**Extract:**
——

Hello all, Happy Easter to those who celebrate. I'm writing for advice about developing a sustainable attitude that would allow me to both cope with the stress of living part time with an unreliable SS, and still be able to keep my values in tact. I'm finding that the two are in conflict for me, and I was seeing if people could share more about how they manage internally.

There's a few components to this that add to my internal strife. My SS is on uber good behavior mode this weekend. He's not ignoring me, and even initiated a conversation, and he hasn't been defiant either overtly or covertly. It's odd because he and his girlfriend broke up last week which he apparently took hard. They've been together a year and a half, was super intense (talked about getting married at 17), and were highly codependent with each other. Honestly, I thought they were enmeshed in an unhealthy way. But this weekend, it's as though it was nothing at all. He said he's already past it. And he's uber calm and good, as I said. It makes having him here easier in one way, but actually, since I know there's another side to him, it doesn't ease my peace of mind. It actually adds to my internal strife because I start to question and doubt my own thoughts and impressions. I am prone to feeling guilty, so I'm always on the verge of feeling like maybe it's my problem and not his. And so when he's like this, it makes me question myself even more.

Another component is that I have been feeling super crappy about how much animosity I feel towards him. Even, again, while he's showing good behavior, I have highly critical thoughts, about him being being a liar and sneaky, etc. I find myself hoping he suffers some consequences etc., and so I find myself hoping he fails in this and that. In a way, it would be good for him to get some real consequences. But it really grates against my soul to be someone who roots against another person. By the way, if I start to feel this way about someone at work or wherever, I would typically walk away and try to understand that person, but from a distance. But it is so hard to do that when you have to be in the same home almost 24/7 with said person.

I was at church today feeling like I don't really belong. As a community, we try our best to love, forgive, and understand. I do know the many reasons why I can't feel joy around my SS. He's done some crappy things to me. I'm not saying I'm not justified in feeling the way I do. But if I could choose, just for my own peace of mind and my own sense of decency, I would not harbor all of this animosity and resentment. It weighs me down so much to carry that around with me.

But I go around in circles: How can I feel loving and kind when I'm in protective, defensive mode? If I'm wary and worried about what SS could do next, it just makes me vigilant and unable to be open and flexible. But this is where I'm hoping you all would have advice. Can you share some thoughts that have helped you to strike a balance between your sanity and integrity? Allows you to feel secure in yourself but also open to both the good and the bad of a person?

——

Stored data entries
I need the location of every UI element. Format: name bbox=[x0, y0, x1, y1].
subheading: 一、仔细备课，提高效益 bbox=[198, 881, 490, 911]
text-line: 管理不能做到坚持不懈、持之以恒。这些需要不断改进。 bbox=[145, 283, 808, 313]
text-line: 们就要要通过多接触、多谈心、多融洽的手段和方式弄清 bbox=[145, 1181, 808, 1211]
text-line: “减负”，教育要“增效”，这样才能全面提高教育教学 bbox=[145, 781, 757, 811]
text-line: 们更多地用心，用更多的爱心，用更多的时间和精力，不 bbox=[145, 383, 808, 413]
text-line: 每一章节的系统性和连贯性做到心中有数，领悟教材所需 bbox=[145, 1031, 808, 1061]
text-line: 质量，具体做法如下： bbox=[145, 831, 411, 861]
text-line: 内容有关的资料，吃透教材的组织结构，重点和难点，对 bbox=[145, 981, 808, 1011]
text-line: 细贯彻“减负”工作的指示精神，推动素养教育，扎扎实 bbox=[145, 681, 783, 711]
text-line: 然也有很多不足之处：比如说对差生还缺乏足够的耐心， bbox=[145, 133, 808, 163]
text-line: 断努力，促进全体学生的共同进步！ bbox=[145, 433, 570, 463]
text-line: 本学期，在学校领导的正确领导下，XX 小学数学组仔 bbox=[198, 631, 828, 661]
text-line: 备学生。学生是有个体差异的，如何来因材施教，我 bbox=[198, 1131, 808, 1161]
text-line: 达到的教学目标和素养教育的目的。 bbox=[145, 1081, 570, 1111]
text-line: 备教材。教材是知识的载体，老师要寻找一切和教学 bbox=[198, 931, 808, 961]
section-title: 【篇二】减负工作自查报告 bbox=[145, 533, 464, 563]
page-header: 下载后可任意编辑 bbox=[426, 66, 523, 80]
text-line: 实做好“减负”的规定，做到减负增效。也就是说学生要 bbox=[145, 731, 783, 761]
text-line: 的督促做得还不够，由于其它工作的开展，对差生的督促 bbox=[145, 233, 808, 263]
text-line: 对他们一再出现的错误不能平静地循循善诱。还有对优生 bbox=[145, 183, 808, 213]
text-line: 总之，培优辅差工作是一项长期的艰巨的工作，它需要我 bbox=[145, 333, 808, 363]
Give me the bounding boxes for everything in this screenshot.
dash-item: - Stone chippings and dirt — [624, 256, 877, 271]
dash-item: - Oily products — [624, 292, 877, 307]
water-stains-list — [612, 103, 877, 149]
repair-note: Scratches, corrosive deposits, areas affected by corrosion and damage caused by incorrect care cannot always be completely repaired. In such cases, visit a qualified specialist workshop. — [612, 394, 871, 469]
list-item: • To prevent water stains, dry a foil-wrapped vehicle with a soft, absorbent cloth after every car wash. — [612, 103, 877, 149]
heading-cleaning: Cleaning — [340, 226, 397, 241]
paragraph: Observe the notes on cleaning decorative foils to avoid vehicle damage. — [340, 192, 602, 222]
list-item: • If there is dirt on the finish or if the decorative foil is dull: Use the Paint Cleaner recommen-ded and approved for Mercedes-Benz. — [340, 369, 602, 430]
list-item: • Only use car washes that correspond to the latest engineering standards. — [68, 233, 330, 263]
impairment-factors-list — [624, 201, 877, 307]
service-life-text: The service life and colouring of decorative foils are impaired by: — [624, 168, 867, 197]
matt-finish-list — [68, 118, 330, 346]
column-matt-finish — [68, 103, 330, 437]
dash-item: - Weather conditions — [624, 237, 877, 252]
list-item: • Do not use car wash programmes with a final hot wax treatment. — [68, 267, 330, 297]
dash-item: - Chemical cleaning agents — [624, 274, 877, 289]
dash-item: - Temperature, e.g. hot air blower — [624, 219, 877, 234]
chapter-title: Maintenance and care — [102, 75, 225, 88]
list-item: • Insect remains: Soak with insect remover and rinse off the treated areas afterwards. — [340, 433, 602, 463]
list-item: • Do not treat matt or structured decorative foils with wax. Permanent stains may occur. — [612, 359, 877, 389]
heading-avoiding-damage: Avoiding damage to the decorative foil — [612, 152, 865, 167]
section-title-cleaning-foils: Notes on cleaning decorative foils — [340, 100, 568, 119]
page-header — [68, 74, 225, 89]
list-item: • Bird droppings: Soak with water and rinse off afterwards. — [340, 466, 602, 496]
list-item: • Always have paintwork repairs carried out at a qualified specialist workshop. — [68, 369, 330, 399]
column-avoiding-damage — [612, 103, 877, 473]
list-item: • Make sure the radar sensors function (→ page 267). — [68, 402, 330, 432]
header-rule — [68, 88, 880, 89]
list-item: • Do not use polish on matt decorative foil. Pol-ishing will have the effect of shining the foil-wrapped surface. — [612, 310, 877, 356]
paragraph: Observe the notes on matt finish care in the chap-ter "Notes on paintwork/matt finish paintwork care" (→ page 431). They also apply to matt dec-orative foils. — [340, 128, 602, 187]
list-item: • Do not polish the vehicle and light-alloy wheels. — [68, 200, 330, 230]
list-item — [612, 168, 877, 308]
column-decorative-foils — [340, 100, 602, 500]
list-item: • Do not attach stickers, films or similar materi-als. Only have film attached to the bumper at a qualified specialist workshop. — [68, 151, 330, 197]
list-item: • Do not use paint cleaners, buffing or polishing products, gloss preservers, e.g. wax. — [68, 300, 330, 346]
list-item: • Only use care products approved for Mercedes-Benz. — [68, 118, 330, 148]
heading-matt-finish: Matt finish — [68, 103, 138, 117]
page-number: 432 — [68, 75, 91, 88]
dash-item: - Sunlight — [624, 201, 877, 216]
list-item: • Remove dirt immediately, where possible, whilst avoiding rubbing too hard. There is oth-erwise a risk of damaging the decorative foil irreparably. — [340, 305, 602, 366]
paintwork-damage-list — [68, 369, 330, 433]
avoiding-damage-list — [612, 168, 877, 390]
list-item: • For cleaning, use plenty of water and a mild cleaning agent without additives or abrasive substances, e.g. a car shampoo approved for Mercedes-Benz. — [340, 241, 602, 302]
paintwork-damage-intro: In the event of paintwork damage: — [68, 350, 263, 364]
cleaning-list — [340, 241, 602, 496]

——

**Using the information:**
[1] According to the advice post, how long had the SS and his girlfriend been together before they broke up?
[2] Write what comes next in the advice post, picking up after its final question.

**Answers to the tasks:**
[1] A year and a half.

[2]
Rumplestiltskin's picture

Forgive yourself for your thoughts. Anyone would feel the way you do if treated badly. Especially if their partner doesn't protect them from this treatment. Focus on your actions. Are you polite and respectful? If so, congratulate yourself. That's hard to do when others treat you badly. As far as wishing him ill, one thing that keeps me wishing the SDs in my life happiness and success is that i know if they are happy and successful, they won't be a burden on my SO and therefore won't be a burden on me if we get married. Does that make me a saint? Nope, but it works for me. 

ESMOD's picture

Absolutely this.  You don't have to love him.. you don't have to approve of him.  You do have to co-exist with him.. and for that.. be thankful for the respite from his overtly toxic attitude.  Maybe he has turned a leaf... maybe he hasn't.  It doesn't mean you have to change your underlying feelings about him.

But.. disengaging from a kid who is almost 18.. and hopefully will be launched in some near time is probably the best you can do.  I agree with hoping for the best since it means he will be more likely to launch if he has success.  It makes it easier on you in the end.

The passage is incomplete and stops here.